◆ Instructions to follow ◆
Write out the whole of the material exactly.

◆ Data provided ◆
▶

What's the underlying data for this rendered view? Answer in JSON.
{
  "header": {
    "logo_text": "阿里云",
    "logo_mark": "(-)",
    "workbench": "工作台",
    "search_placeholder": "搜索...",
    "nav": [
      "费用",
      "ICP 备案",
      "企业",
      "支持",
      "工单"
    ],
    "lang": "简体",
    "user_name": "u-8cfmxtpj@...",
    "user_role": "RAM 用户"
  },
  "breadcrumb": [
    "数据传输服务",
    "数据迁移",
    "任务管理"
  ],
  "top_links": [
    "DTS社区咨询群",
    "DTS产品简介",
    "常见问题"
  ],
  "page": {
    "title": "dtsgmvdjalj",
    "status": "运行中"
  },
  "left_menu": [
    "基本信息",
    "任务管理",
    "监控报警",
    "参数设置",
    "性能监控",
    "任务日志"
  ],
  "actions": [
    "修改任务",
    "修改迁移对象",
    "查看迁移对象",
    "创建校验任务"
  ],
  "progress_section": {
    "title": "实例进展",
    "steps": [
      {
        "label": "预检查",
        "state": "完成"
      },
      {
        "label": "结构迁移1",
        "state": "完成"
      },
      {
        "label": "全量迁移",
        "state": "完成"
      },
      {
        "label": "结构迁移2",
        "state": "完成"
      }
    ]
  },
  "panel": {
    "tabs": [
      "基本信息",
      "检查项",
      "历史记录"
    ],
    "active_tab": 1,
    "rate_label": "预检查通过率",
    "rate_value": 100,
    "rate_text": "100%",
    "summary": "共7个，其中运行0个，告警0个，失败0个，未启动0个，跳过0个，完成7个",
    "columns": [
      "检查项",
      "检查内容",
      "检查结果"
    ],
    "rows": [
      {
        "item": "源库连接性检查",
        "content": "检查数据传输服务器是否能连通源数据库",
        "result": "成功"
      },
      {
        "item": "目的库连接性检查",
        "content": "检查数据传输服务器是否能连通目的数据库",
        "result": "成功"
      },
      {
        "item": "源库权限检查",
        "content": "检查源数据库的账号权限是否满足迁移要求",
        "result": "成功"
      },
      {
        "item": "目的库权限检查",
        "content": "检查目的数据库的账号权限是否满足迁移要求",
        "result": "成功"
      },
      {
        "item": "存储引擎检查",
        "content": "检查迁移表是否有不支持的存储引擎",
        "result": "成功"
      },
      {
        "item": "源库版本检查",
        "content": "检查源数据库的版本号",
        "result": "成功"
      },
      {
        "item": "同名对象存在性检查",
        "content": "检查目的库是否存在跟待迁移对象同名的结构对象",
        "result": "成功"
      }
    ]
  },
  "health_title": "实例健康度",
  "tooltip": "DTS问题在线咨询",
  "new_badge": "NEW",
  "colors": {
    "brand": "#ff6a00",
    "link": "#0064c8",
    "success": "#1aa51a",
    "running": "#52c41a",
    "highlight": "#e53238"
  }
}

◀

◆ The result ◆
What's the underlying data for this rendered view? Answer in JSON.
{
  "header": {
    "logo_text": "阿里云",
    "logo_mark": "(-)",
    "workbench": "工作台",
    "search_placeholder": "搜索...",
    "nav": [
      "费用",
      "ICP 备案",
      "企业",
      "支持",
      "工单"
    ],
    "lang": "简体",
    "user_name": "u-8cfmxtpj@...",
    "user_role": "RAM 用户"
  },
  "breadcrumb": [
    "数据传输服务",
    "数据迁移",
    "任务管理"
  ],
  "top_links": [
    "DTS社区咨询群",
    "DTS产品简介",
    "常见问题"
  ],
  "page": {
    "title": "dtsgmvdjalj",
    "status": "运行中"
  },
  "left_menu": [
    "基本信息",
    "任务管理",
    "监控报警",
    "参数设置",
    "性能监控",
    "任务日志"
  ],
  "actions": [
    "修改任务",
    "修改迁移对象",
    "查看迁移对象",
    "创建校验任务"
  ],
  "progress_section": {
    "title": "实例进展",
    "steps": [
      {
        "label": "预检查",
        "state": "完成"
      },
      {
        "label": "结构迁移1",
        "state": "完成"
      },
      {
        "label": "全量迁移",
        "state": "完成"
      },
      {
        "label": "结构迁移2",
        "state": "完成"
      }
    ]
  },
  "panel": {
    "tabs": [
      "基本信息",
      "检查项",
      "历史记录"
    ],
    "active_tab": 1,
    "rate_label": "预检查通过率",
    "rate_value": 100,
    "rate_text": "100%",
    "summary": "共7个，其中运行0个，告警0个，失败0个，未启动0个，跳过0个，完成7个",
    "columns": [
      "检查项",
      "检查内容",
      "检查结果"
    ],
    "rows": [
      {
        "item": "源库连接性检查",
        "content": "检查数据传输服务器是否能连通源数据库",
        "result": "成功"
      },
      {
        "item": "目的库连接性检查",
        "content": "检查数据传输服务器是否能连通目的数据库",
        "result": "成功"
      },
      {
        "item": "源库权限检查",
        "content": "检查源数据库的账号权限是否满足迁移要求",
        "result": "成功"
      },
      {
        "item": "目的库权限检查",
        "content": "检查目的数据库的账号权限是否满足迁移要求",
        "result": "成功"
      },
      {
        "item": "存储引擎检查",
        "content": "检查迁移表是否有不支持的存储引擎",
        "result": "成功"
      },
      {
        "item": "源库版本检查",
        "content": "检查源数据库的版本号",
        "result": "成功"
      },
      {
        "item": "同名对象存在性检查",
        "content": "检查目的库是否存在跟待迁移对象同名的结构对象",
        "result": "成功"
      }
    ]
  },
  "health_title": "实例健康度",
  "tooltip": "DTS问题在线咨询",
  "new_badge": "NEW",
  "colors": {
    "brand": "#ff6a00",
    "link": "#0064c8",
    "success": "#1aa51a",
    "running": "#52c41a",
    "highlight": "#e53238"
  }
}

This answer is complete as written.